## Available data
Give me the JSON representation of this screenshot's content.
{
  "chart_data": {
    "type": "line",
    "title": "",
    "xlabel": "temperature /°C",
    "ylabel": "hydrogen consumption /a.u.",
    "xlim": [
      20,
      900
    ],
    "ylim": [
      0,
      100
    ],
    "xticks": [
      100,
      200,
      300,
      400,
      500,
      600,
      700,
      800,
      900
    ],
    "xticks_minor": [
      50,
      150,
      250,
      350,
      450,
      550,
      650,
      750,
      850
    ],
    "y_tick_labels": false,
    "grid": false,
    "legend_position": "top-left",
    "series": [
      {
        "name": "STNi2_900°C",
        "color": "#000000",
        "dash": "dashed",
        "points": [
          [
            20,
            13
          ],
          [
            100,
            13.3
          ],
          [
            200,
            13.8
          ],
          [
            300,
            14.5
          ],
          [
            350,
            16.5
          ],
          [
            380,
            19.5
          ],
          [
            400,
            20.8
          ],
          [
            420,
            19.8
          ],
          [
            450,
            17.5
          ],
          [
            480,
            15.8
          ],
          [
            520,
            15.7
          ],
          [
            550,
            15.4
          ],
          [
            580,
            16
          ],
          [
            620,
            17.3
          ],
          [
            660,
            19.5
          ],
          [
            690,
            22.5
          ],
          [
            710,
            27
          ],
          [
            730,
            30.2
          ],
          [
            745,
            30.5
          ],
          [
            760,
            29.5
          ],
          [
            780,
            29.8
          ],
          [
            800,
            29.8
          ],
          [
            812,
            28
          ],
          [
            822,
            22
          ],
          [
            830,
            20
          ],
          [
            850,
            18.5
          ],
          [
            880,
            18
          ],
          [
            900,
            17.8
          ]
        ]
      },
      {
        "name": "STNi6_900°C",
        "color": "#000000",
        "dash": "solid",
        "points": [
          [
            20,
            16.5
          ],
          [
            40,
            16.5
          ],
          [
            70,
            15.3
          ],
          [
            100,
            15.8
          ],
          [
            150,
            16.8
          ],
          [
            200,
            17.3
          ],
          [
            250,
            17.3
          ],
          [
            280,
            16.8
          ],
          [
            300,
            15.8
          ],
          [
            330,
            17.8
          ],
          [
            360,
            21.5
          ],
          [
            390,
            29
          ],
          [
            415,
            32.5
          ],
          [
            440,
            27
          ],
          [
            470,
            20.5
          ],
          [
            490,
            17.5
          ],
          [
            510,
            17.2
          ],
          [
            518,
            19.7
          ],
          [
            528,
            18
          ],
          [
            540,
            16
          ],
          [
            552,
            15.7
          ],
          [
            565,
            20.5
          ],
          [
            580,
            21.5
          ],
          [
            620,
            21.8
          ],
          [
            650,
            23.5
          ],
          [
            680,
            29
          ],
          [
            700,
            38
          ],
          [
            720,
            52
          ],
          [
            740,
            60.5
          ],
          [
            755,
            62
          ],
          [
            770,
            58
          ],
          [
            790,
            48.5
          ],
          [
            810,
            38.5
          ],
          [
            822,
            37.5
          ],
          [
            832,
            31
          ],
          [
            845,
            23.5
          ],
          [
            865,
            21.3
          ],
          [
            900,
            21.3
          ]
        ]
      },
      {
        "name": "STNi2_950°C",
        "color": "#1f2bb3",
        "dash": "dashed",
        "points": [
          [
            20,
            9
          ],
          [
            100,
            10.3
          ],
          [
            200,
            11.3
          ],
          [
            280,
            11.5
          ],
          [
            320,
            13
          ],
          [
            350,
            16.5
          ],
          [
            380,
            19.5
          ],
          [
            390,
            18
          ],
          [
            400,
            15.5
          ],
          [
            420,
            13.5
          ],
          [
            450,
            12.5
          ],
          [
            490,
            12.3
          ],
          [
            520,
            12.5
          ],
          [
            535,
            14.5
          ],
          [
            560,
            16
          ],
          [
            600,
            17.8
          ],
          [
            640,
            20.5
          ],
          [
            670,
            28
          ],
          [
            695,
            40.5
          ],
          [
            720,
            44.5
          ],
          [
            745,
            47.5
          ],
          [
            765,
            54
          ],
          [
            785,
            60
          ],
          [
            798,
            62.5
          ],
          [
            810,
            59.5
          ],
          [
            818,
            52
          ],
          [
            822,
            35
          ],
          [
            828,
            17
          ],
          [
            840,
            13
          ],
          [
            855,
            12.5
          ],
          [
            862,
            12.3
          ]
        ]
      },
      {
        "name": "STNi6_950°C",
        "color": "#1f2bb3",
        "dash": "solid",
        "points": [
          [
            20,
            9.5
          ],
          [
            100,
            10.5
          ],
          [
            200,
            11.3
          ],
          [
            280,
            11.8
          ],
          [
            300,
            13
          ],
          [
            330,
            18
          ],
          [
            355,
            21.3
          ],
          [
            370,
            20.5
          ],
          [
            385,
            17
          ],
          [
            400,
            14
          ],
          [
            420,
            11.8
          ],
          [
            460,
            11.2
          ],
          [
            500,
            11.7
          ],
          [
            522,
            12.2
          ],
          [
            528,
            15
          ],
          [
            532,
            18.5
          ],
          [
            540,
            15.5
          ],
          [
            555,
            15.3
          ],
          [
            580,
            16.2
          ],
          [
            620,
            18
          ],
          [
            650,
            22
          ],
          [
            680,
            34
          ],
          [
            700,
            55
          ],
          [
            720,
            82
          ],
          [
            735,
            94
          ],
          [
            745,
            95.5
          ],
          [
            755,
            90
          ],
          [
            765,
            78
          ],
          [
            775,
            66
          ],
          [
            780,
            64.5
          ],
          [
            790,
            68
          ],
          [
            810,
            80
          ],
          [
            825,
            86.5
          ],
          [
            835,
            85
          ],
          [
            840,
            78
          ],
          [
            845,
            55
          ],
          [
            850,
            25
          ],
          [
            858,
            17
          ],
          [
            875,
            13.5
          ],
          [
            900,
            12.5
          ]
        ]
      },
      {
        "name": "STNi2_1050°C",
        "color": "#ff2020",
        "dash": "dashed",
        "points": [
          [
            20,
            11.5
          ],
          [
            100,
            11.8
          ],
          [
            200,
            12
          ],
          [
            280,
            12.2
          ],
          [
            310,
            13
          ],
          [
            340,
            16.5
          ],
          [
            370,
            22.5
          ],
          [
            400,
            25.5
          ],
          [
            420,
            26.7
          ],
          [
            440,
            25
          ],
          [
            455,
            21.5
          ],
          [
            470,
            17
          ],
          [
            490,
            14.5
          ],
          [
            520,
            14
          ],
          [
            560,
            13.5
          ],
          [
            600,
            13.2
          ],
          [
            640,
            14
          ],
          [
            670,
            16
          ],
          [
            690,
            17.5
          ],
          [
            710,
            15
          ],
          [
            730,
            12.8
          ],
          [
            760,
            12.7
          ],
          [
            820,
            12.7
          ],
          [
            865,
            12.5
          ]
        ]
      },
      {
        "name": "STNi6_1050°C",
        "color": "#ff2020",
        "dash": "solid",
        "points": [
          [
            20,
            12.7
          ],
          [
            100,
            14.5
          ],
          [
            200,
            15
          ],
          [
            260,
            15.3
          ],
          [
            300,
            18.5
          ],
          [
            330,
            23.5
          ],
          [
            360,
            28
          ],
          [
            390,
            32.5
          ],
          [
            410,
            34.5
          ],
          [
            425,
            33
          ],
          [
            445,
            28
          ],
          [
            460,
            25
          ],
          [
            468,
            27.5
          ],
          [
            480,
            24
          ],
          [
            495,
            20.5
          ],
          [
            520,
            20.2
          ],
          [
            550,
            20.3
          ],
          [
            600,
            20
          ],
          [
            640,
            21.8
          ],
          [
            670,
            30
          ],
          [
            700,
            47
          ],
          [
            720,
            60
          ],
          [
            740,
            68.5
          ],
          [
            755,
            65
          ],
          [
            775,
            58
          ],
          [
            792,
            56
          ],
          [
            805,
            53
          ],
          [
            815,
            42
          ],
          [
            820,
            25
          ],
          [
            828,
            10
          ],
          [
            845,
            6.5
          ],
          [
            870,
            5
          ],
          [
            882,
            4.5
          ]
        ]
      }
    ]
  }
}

## What needs to be done
Filter the entries down to the lines containing "name". Copy each of those lines.

## Correct output
        "name": "STNi2_900°C",
        "name": "STNi6_900°C",
        "name": "STNi2_950°C",
        "name": "STNi6_950°C",
        "name": "STNi2_1050°C",
        "name": "STNi6_1050°C",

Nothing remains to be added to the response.